▶ [SUPPLIED ENTRIES]:
____

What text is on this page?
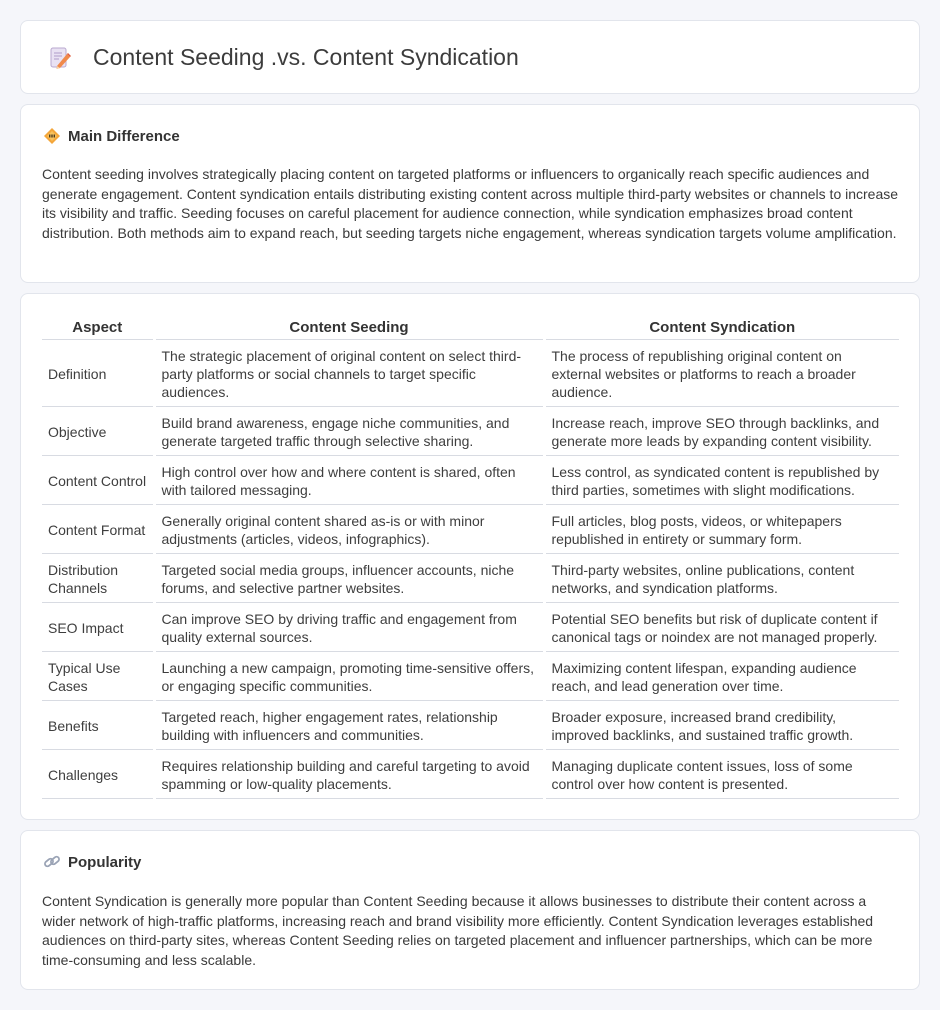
Content Seeding .vs. Content Syndication
Main Difference

Content seeding involves strategically placing content on targeted platforms or influencers to organically reach specific audiences and generate engagement. Content syndication entails distributing existing content across multiple third-party websites or channels to increase its visibility and traffic. Seeding focuses on careful placement for audience connection, while syndication emphasizes broad content distribution. Both methods aim to expand reach, but seeding targets niche engagement, whereas syndication targets volume amplification.

Aspect	Content Seeding	Content Syndication
Definition	The strategic placement of original content on select third-party platforms or social channels to target specific audiences.	The process of republishing original content on external websites or platforms to reach a broader audience.
Objective	Build brand awareness, engage niche communities, and generate targeted traffic through selective sharing.	Increase reach, improve SEO through backlinks, and generate more leads by expanding content visibility.
Content Control	High control over how and where content is shared, often with tailored messaging.	Less control, as syndicated content is republished by third parties, sometimes with slight modifications.
Content Format	Generally original content shared as-is or with minor adjustments (articles, videos, infographics).	Full articles, blog posts, videos, or whitepapers republished in entirety or summary form.
Distribution Channels	Targeted social media groups, influencer accounts, niche forums, and selective partner websites.	Third-party websites, online publications, content networks, and syndication platforms.
SEO Impact	Can improve SEO by driving traffic and engagement from quality external sources.	Potential SEO benefits but risk of duplicate content if canonical tags or noindex are not managed properly.
Typical Use Cases	Launching a new campaign, promoting time-sensitive offers, or engaging specific communities.	Maximizing content lifespan, expanding audience reach, and lead generation over time.
Benefits	Targeted reach, higher engagement rates, relationship building with influencers and communities.	Broader exposure, increased brand credibility, improved backlinks, and sustained traffic growth.
Challenges	Requires relationship building and careful targeting to avoid spamming or low-quality placements.	Managing duplicate content issues, loss of some control over how content is presented.
Popularity

Content Syndication is generally more popular than Content Seeding because it allows businesses to distribute their content across a wider network of high-traffic platforms, increasing reach and brand visibility more efficiently. Content Syndication leverages established audiences on third-party sites, whereas Content Seeding relies on targeted placement and influencer partnerships, which can be more time-consuming and less scalable.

____

▶ [WHAT TO PRODUCE]: Looking at the records above, count the lines where the word "control" appears. State only the number.

▶ [TASK RESULT]: 2